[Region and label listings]
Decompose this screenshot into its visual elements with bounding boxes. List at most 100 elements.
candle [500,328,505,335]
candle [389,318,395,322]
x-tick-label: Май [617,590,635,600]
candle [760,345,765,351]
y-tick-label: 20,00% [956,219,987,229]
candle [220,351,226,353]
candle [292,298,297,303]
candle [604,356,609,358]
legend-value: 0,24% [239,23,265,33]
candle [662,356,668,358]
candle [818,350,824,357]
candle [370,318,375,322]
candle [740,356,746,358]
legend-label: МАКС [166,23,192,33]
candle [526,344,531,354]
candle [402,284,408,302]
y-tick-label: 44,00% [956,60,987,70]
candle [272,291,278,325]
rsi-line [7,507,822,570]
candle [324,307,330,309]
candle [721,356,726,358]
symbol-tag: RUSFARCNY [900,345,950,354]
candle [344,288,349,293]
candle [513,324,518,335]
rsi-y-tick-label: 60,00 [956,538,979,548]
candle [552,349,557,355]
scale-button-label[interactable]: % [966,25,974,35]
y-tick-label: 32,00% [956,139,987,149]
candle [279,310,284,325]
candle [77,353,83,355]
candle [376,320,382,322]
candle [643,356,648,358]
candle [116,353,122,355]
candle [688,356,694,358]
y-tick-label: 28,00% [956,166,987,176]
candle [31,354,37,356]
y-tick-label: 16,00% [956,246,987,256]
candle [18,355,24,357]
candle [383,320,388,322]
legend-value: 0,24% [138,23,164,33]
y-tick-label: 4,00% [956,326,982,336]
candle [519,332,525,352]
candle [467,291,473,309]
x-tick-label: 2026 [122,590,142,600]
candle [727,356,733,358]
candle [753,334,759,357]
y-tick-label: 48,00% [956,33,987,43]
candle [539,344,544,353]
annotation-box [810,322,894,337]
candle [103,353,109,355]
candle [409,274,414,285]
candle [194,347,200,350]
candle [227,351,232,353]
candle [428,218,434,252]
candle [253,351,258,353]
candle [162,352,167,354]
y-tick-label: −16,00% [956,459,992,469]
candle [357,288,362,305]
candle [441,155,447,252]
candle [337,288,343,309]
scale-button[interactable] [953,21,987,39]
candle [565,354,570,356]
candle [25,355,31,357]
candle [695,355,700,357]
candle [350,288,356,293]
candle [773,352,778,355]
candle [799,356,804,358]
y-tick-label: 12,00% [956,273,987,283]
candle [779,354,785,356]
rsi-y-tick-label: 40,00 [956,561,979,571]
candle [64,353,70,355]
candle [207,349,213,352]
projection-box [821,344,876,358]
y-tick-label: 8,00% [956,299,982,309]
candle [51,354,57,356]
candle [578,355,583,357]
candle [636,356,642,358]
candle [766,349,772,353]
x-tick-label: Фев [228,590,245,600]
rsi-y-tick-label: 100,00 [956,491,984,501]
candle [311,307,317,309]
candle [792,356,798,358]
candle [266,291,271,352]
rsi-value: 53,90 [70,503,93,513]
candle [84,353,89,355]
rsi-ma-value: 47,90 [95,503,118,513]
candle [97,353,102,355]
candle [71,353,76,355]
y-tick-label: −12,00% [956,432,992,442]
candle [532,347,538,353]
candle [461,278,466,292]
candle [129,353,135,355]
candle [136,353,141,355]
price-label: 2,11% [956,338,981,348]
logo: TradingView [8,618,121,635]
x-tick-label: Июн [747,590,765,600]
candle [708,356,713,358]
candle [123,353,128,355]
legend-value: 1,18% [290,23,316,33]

...

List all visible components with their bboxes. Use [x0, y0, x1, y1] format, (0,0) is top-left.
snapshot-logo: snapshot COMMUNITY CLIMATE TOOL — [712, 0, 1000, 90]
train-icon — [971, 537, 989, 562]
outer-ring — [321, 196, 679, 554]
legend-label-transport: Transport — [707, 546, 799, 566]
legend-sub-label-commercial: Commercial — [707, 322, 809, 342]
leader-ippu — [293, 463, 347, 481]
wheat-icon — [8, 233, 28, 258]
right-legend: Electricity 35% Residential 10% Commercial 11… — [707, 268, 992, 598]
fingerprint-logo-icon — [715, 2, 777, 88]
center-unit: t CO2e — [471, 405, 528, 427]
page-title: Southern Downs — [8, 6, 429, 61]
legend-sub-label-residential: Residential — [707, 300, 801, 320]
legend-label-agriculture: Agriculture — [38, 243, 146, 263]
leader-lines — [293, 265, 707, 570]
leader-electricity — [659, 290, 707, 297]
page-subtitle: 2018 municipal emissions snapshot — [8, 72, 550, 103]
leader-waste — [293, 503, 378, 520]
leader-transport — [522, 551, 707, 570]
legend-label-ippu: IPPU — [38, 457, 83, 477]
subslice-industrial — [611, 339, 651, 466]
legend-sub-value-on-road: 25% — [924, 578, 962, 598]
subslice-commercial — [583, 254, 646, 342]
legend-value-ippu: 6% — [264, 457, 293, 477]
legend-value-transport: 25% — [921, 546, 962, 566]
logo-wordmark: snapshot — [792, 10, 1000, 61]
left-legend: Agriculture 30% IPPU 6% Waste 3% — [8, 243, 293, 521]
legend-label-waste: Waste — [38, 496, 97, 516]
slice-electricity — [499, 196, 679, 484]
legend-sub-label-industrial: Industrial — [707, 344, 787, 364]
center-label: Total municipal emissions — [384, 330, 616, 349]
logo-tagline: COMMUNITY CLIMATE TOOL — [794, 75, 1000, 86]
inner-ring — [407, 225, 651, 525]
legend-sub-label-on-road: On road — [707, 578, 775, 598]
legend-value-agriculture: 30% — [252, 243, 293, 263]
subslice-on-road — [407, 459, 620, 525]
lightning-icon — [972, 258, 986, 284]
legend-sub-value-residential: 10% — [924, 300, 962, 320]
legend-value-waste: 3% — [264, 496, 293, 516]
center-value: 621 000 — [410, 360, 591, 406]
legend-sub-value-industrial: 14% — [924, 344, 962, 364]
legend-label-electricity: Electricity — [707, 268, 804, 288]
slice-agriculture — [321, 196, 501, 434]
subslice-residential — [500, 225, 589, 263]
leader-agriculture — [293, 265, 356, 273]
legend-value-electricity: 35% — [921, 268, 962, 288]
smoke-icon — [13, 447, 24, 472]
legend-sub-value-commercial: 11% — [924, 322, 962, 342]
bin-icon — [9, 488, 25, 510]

- [Problem details] Please change "outer-ring" to "outer-circle" in the items from the line with "List all visible" up to and including the line with "center-unit: t CO2e — [471, 405, 528, 427]". Give only those lines, with nothing else altered.

- [Output]
List all visible components with their bboxes. Use [x0, y0, x1, y1] format, (0,0) is top-left.
snapshot-logo: snapshot COMMUNITY CLIMATE TOOL — [712, 0, 1000, 90]
train-icon — [971, 537, 989, 562]
outer-circle — [321, 196, 679, 554]
legend-label-transport: Transport — [707, 546, 799, 566]
legend-sub-label-commercial: Commercial — [707, 322, 809, 342]
leader-ippu — [293, 463, 347, 481]
wheat-icon — [8, 233, 28, 258]
right-legend: Electricity 35% Residential 10% Commercial 11… — [707, 268, 992, 598]
fingerprint-logo-icon — [715, 2, 777, 88]
center-unit: t CO2e — [471, 405, 528, 427]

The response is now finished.